**TASK INSTRUCTIONS**.
Return each line of the data below exactly, omitting any pictures.

## START DATA ENTRIES

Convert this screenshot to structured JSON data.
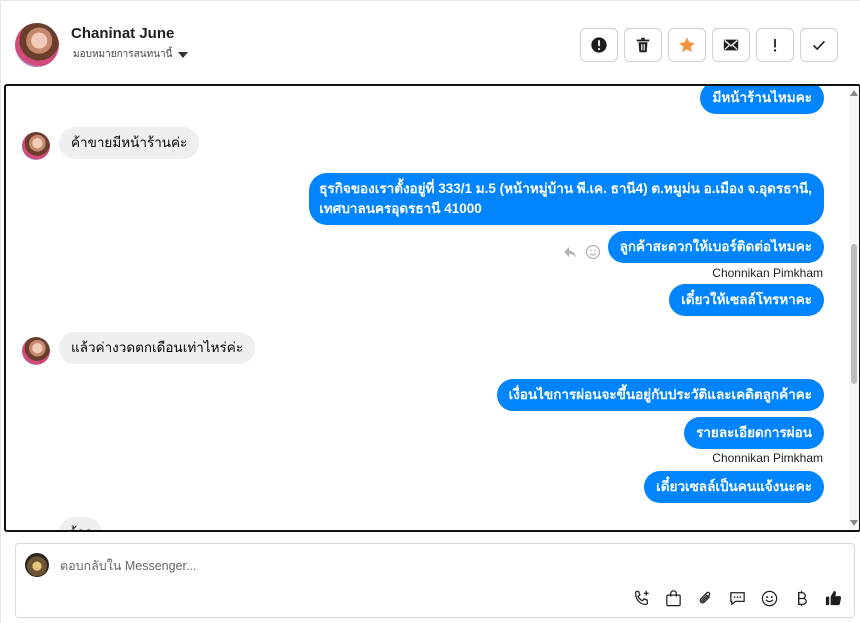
{
  "header": {
    "contact_name": "Chaninat June",
    "assign_label": "มอบหมายการสนทนานี้",
    "actions": [
      {
        "name": "report-spam-button",
        "icon": "alert-icon"
      },
      {
        "name": "delete-button",
        "icon": "trash-icon"
      },
      {
        "name": "star-button",
        "icon": "star-icon"
      },
      {
        "name": "mark-unread-button",
        "icon": "envelope-icon"
      },
      {
        "name": "follow-up-button",
        "icon": "exclamation-icon"
      },
      {
        "name": "mark-done-button",
        "icon": "check-icon"
      }
    ]
  },
  "messages": {
    "m1": "มีหน้าร้านไหมคะ",
    "m2": "ค้าขายมีหน้าร้านค่ะ",
    "m3_line1": "ธุรกิจของเราตั้งอยู่ที่ 333/1 ม.5 (หน้าหมู่บ้าน พี.เค. ธานี4) ต.หมูม่น อ.เมือง จ.อุดรธานี,",
    "m3_line2": "เทศบาลนครอุดรธานี 41000",
    "m4": "ลูกค้าสะดวกให้เบอร์ติดต่อไหมคะ",
    "sender1": "Chonnikan Pimkham",
    "m5": "เดี๋ยวให้เซลล์โทรหาคะ",
    "m6": "แล้วค่างวดตกเดือนเท่าไหร่ค่ะ",
    "m7": "เงื่อนไขการผ่อนจะขึ้นอยู่กับประวัติและเคดิตลูกค้าคะ",
    "m8": "รายละเอียดการผ่อน",
    "sender2": "Chonnikan Pimkham",
    "m9": "เดี๋ยวเซลล์เป็นคนแจ้งนะคะ",
    "m10_partial": "อ้าว"
  },
  "composer": {
    "placeholder": "ตอบกลับใน Messenger...",
    "tools": [
      "phone-add-icon",
      "shopping-bag-icon",
      "paperclip-icon",
      "saved-reply-icon",
      "emoji-icon",
      "baht-icon",
      "thumbs-up-icon"
    ]
  },
  "colors": {
    "outgoing_bubble": "#0084ff",
    "incoming_bubble": "#eeeff1",
    "star_accent": "#f5923e"
  }
}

## END DATA ENTRIES

**CORRECT RESULT**.
Convert this screenshot to structured JSON data.
{
  "header": {
    "contact_name": "Chaninat June",
    "assign_label": "มอบหมายการสนทนานี้",
    "actions": [
      {
        "name": "report-spam-button",
        "icon": "alert-icon"
      },
      {
        "name": "delete-button",
        "icon": "trash-icon"
      },
      {
        "name": "star-button",
        "icon": "star-icon"
      },
      {
        "name": "mark-unread-button",
        "icon": "envelope-icon"
      },
      {
        "name": "follow-up-button",
        "icon": "exclamation-icon"
      },
      {
        "name": "mark-done-button",
        "icon": "check-icon"
      }
    ]
  },
  "messages": {
    "m1": "มีหน้าร้านไหมคะ",
    "m2": "ค้าขายมีหน้าร้านค่ะ",
    "m3_line1": "ธุรกิจของเราตั้งอยู่ที่ 333/1 ม.5 (หน้าหมู่บ้าน พี.เค. ธานี4) ต.หมูม่น อ.เมือง จ.อุดรธานี,",
    "m3_line2": "เทศบาลนครอุดรธานี 41000",
    "m4": "ลูกค้าสะดวกให้เบอร์ติดต่อไหมคะ",
    "sender1": "Chonnikan Pimkham",
    "m5": "เดี๋ยวให้เซลล์โทรหาคะ",
    "m6": "แล้วค่างวดตกเดือนเท่าไหร่ค่ะ",
    "m7": "เงื่อนไขการผ่อนจะขึ้นอยู่กับประวัติและเคดิตลูกค้าคะ",
    "m8": "รายละเอียดการผ่อน",
    "sender2": "Chonnikan Pimkham",
    "m9": "เดี๋ยวเซลล์เป็นคนแจ้งนะคะ",
    "m10_partial": "อ้าว"
  },
  "composer": {
    "placeholder": "ตอบกลับใน Messenger...",
    "tools": [
      "phone-add-icon",
      "shopping-bag-icon",
      "paperclip-icon",
      "saved-reply-icon",
      "emoji-icon",
      "baht-icon",
      "thumbs-up-icon"
    ]
  },
  "colors": {
    "outgoing_bubble": "#0084ff",
    "incoming_bubble": "#eeeff1",
    "star_accent": "#f5923e"
  }
}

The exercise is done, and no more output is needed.